[BEGIN]

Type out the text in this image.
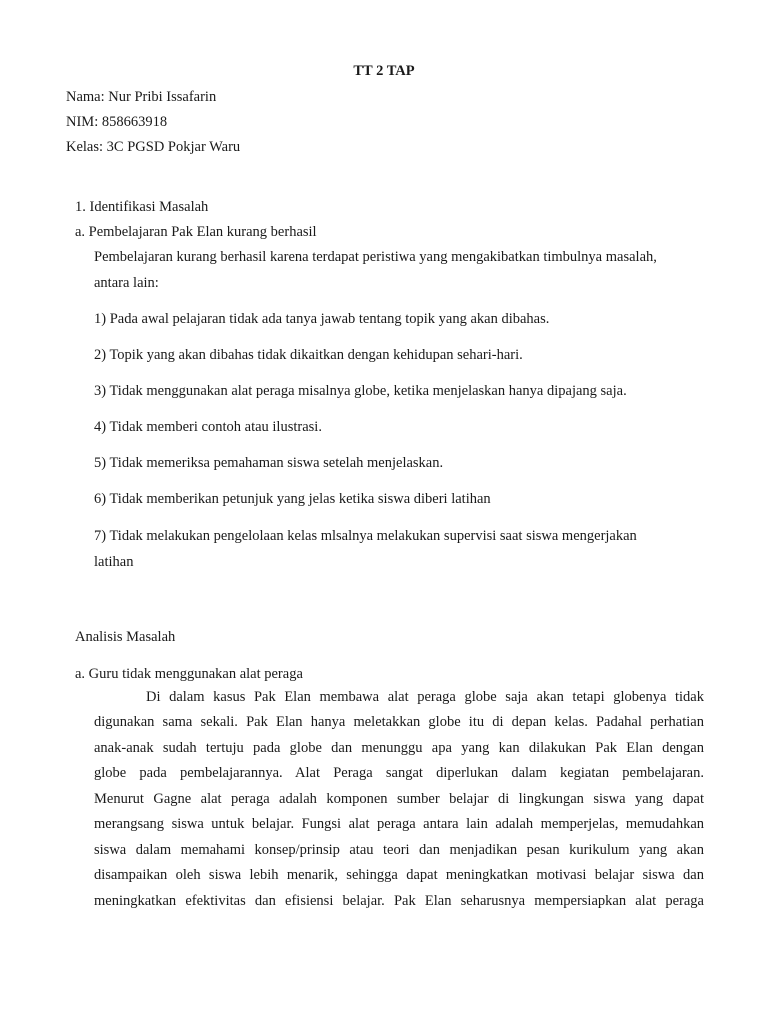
TT 2 TAP
Nama: Nur Pribi Issafarin
NIM: 858663918
Kelas: 3C PGSD Pokjar Waru
1. Identifikasi Masalah
a. Pembelajaran Pak Elan kurang berhasil
Pembelajaran kurang berhasil karena terdapat peristiwa yang mengakibatkan timbulnya masalah,
antara lain:
1) Pada awal pelajaran tidak ada tanya jawab tentang topik yang akan dibahas.
2) Topik yang akan dibahas tidak dikaitkan dengan kehidupan sehari-hari.
3) Tidak menggunakan alat peraga misalnya globe, ketika menjelaskan hanya dipajang saja.
4) Tidak memberi contoh atau ilustrasi.
5) Tidak memeriksa pemahaman siswa setelah menjelaskan.
6) Tidak memberikan petunjuk yang jelas ketika siswa diberi latihan
7) Tidak melakukan pengelolaan kelas mlsalnya melakukan supervisi saat siswa mengerjakan
latihan
Analisis Masalah
a. Guru tidak menggunakan alat peraga
Di dalam kasus Pak Elan membawa alat peraga globe saja akan tetapi globenya tidak
digunakan sama sekali. Pak Elan hanya meletakkan globe itu di depan kelas. Padahal perhatian
anak-anak sudah tertuju pada globe dan menunggu apa yang kan dilakukan Pak Elan dengan
globe pada pembelajarannya. Alat Peraga sangat diperlukan dalam kegiatan pembelajaran.
Menurut Gagne alat peraga adalah komponen sumber belajar di lingkungan siswa yang dapat
merangsang siswa untuk belajar. Fungsi alat peraga antara lain adalah memperjelas, memudahkan
siswa dalam memahami konsep/prinsip atau teori dan menjadikan pesan kurikulum yang akan
disampaikan oleh siswa lebih menarik, sehingga dapat meningkatkan motivasi belajar siswa dan
meningkatkan efektivitas dan efisiensi belajar. Pak Elan seharusnya mempersiapkan alat peraga
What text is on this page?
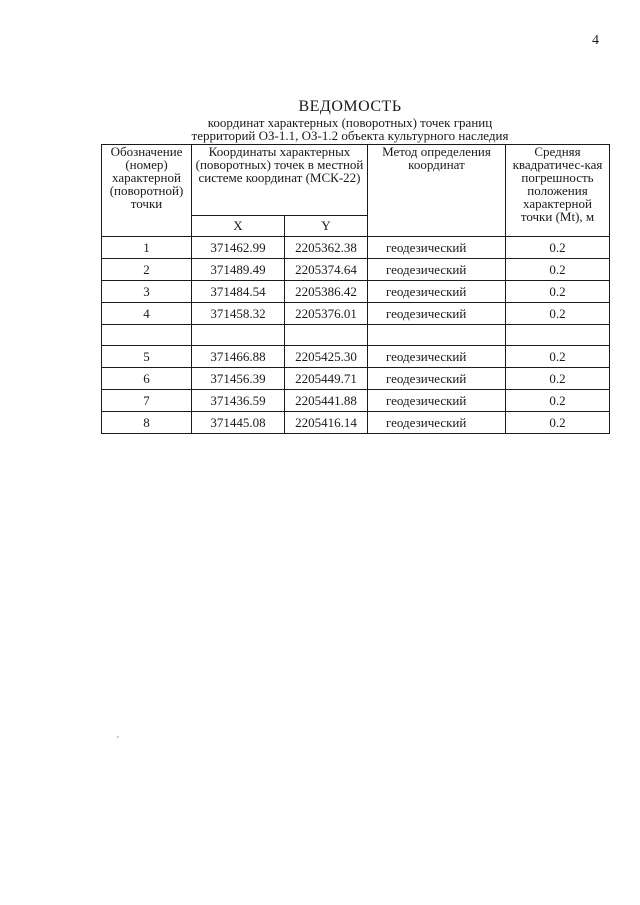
4
ВЕДОМОСТЬ
координат характерных (поворотных) точек границ
территорий ОЗ-1.1, ОЗ-1.2 объекта культурного наследия
Обозначение (номер) характерной (поворотной) точки	Координаты характерных (поворотных) точек в местной системе координат (МСК-22)		Метод определения координат	Средняя квадратичес-кая погрешность положения характерной точки (Mt), м
	X	Y		
1	371462.99	2205362.38	геодезический	0.2
2	371489.49	2205374.64	геодезический	0.2
3	371484.54	2205386.42	геодезический	0.2
4	371458.32	2205376.01	геодезический	0.2

5	371466.88	2205425.30	геодезический	0.2
6	371456.39	2205449.71	геодезический	0.2
7	371436.59	2205441.88	геодезический	0.2
8	371445.08	2205416.14	геодезический	0.2
'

[END]

### Task brief
Strip out the pictures and quote the remaining data word for word.

### Written response
Type out the text in this image.
TT 2 TAP
Nama: Nur Pribi Issafarin
NIM: 858663918
Kelas: 3C PGSD Pokjar Waru
1. Identifikasi Masalah
a. Pembelajaran Pak Elan kurang berhasil
Pembelajaran kurang berhasil karena terdapat peristiwa yang mengakibatkan timbulnya masalah,
antara lain:
1) Pada awal pelajaran tidak ada tanya jawab tentang topik yang akan dibahas.
2) Topik yang akan dibahas tidak dikaitkan dengan kehidupan sehari-hari.
3) Tidak menggunakan alat peraga misalnya globe, ketika menjelaskan hanya dipajang saja.
4) Tidak memberi contoh atau ilustrasi.
5) Tidak memeriksa pemahaman siswa setelah menjelaskan.
6) Tidak memberikan petunjuk yang jelas ketika siswa diberi latihan
7) Tidak melakukan pengelolaan kelas mlsalnya melakukan supervisi saat siswa mengerjakan
latihan
Analisis Masalah
a. Guru tidak menggunakan alat peraga
Di dalam kasus Pak Elan membawa alat peraga globe saja akan tetapi globenya tidak
digunakan sama sekali. Pak Elan hanya meletakkan globe itu di depan kelas. Padahal perhatian
anak-anak sudah tertuju pada globe dan menunggu apa yang kan dilakukan Pak Elan dengan
globe pada pembelajarannya. Alat Peraga sangat diperlukan dalam kegiatan pembelajaran.
Menurut Gagne alat peraga adalah komponen sumber belajar di lingkungan siswa yang dapat
merangsang siswa untuk belajar. Fungsi alat peraga antara lain adalah memperjelas, memudahkan
siswa dalam memahami konsep/prinsip atau teori dan menjadikan pesan kurikulum yang akan
disampaikan oleh siswa lebih menarik, sehingga dapat meningkatkan motivasi belajar siswa dan
meningkatkan efektivitas dan efisiensi belajar. Pak Elan seharusnya mempersiapkan alat peraga
What text is on this page?
4
ВЕДОМОСТЬ
координат характерных (поворотных) точек границ
территорий ОЗ-1.1, ОЗ-1.2 объекта культурного наследия
Обозначение (номер) характерной (поворотной) точки	Координаты характерных (поворотных) точек в местной системе координат (МСК-22)		Метод определения координат	Средняя квадратичес-кая погрешность положения характерной точки (Mt), м
	X	Y		
1	371462.99	2205362.38	геодезический	0.2
2	371489.49	2205374.64	геодезический	0.2
3	371484.54	2205386.42	геодезический	0.2
4	371458.32	2205376.01	геодезический	0.2

5	371466.88	2205425.30	геодезический	0.2
6	371456.39	2205449.71	геодезический	0.2
7	371436.59	2205441.88	геодезический	0.2
8	371445.08	2205416.14	геодезический	0.2
'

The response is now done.